__THE RECORDS__.

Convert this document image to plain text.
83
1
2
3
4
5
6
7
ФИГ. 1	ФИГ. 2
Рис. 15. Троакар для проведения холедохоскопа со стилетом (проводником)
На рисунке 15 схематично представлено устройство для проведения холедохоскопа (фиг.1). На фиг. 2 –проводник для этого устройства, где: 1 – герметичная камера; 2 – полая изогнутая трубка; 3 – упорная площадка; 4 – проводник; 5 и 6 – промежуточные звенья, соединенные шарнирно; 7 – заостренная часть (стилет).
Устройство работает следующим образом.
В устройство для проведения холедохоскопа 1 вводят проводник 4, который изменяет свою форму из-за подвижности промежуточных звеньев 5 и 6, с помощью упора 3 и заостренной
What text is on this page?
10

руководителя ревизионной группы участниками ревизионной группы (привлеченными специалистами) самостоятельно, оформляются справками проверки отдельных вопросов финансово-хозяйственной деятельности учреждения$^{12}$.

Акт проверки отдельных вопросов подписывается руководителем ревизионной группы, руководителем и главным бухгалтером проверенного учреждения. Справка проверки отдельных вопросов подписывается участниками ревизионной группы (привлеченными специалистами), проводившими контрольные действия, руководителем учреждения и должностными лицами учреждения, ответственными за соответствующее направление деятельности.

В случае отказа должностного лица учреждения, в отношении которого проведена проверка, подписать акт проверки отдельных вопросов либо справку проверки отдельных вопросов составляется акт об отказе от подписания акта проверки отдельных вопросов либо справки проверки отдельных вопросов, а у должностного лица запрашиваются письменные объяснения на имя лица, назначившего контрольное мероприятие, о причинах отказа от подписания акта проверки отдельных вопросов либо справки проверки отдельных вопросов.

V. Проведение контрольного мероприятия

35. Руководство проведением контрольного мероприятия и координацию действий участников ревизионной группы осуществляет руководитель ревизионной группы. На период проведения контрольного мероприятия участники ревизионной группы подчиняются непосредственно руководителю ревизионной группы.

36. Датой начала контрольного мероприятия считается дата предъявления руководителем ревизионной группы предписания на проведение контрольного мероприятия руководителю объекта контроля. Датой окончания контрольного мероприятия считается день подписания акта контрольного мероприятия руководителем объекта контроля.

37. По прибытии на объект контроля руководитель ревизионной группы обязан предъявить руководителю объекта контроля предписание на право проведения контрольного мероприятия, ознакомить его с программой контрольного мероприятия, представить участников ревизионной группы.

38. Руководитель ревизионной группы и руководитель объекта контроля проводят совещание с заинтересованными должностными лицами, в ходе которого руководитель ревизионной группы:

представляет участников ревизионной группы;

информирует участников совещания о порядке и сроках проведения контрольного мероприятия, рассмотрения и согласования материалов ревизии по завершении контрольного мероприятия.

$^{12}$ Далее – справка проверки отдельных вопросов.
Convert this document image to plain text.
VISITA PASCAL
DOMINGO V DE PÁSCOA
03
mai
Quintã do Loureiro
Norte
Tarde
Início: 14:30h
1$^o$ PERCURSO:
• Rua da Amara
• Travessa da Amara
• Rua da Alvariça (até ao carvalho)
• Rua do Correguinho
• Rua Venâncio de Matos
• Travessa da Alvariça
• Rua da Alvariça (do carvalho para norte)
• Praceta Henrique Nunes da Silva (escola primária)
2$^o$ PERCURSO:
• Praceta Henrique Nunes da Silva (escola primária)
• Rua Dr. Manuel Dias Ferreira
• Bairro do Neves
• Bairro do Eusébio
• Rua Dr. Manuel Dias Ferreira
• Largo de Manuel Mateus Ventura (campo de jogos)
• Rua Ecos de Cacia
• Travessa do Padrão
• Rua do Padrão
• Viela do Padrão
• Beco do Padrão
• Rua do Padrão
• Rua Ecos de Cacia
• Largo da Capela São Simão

__WHAT IS BEING ASKED__. Transcribe all of the lines in the records precisely.

__ANSWER FOR THIS EXERCISE__.
Convert this document image to plain text.
83
1
2
3
4
5
6
7
ФИГ. 1	ФИГ. 2
Рис. 15. Троакар для проведения холедохоскопа со стилетом (проводником)
На рисунке 15 схематично представлено устройство для проведения холедохоскопа (фиг.1). На фиг. 2 –проводник для этого устройства, где: 1 – герметичная камера; 2 – полая изогнутая трубка; 3 – упорная площадка; 4 – проводник; 5 и 6 – промежуточные звенья, соединенные шарнирно; 7 – заостренная часть (стилет).
Устройство работает следующим образом.
В устройство для проведения холедохоскопа 1 вводят проводник 4, который изменяет свою форму из-за подвижности промежуточных звеньев 5 и 6, с помощью упора 3 и заостренной
What text is on this page?
10

руководителя ревизионной группы участниками ревизионной группы (привлеченными специалистами) самостоятельно, оформляются справками проверки отдельных вопросов финансово-хозяйственной деятельности учреждения$^{12}$.

Акт проверки отдельных вопросов подписывается руководителем ревизионной группы, руководителем и главным бухгалтером проверенного учреждения. Справка проверки отдельных вопросов подписывается участниками ревизионной группы (привлеченными специалистами), проводившими контрольные действия, руководителем учреждения и должностными лицами учреждения, ответственными за соответствующее направление деятельности.

В случае отказа должностного лица учреждения, в отношении которого проведена проверка, подписать акт проверки отдельных вопросов либо справку проверки отдельных вопросов составляется акт об отказе от подписания акта проверки отдельных вопросов либо справки проверки отдельных вопросов, а у должностного лица запрашиваются письменные объяснения на имя лица, назначившего контрольное мероприятие, о причинах отказа от подписания акта проверки отдельных вопросов либо справки проверки отдельных вопросов.

V. Проведение контрольного мероприятия

35. Руководство проведением контрольного мероприятия и координацию действий участников ревизионной группы осуществляет руководитель ревизионной группы. На период проведения контрольного мероприятия участники ревизионной группы подчиняются непосредственно руководителю ревизионной группы.

36. Датой начала контрольного мероприятия считается дата предъявления руководителем ревизионной группы предписания на проведение контрольного мероприятия руководителю объекта контроля. Датой окончания контрольного мероприятия считается день подписания акта контрольного мероприятия руководителем объекта контроля.

37. По прибытии на объект контроля руководитель ревизионной группы обязан предъявить руководителю объекта контроля предписание на право проведения контрольного мероприятия, ознакомить его с программой контрольного мероприятия, представить участников ревизионной группы.

38. Руководитель ревизионной группы и руководитель объекта контроля проводят совещание с заинтересованными должностными лицами, в ходе которого руководитель ревизионной группы:

представляет участников ревизионной группы;

информирует участников совещания о порядке и сроках проведения контрольного мероприятия, рассмотрения и согласования материалов ревизии по завершении контрольного мероприятия.

$^{12}$ Далее – справка проверки отдельных вопросов.
Convert this document image to plain text.
VISITA PASCAL
DOMINGO V DE PÁSCOA
03
mai
Quintã do Loureiro
Norte
Tarde
Início: 14:30h
1$^o$ PERCURSO:
• Rua da Amara
• Travessa da Amara
• Rua da Alvariça (até ao carvalho)
• Rua do Correguinho
• Rua Venâncio de Matos
• Travessa da Alvariça
• Rua da Alvariça (do carvalho para norte)
• Praceta Henrique Nunes da Silva (escola primária)
2$^o$ PERCURSO:
• Praceta Henrique Nunes da Silva (escola primária)
• Rua Dr. Manuel Dias Ferreira
• Bairro do Neves
• Bairro do Eusébio
• Rua Dr. Manuel Dias Ferreira
• Largo de Manuel Mateus Ventura (campo de jogos)
• Rua Ecos de Cacia
• Travessa do Padrão
• Rua do Padrão
• Viela do Padrão
• Beco do Padrão
• Rua do Padrão
• Rua Ecos de Cacia
• Largo da Capela São Simão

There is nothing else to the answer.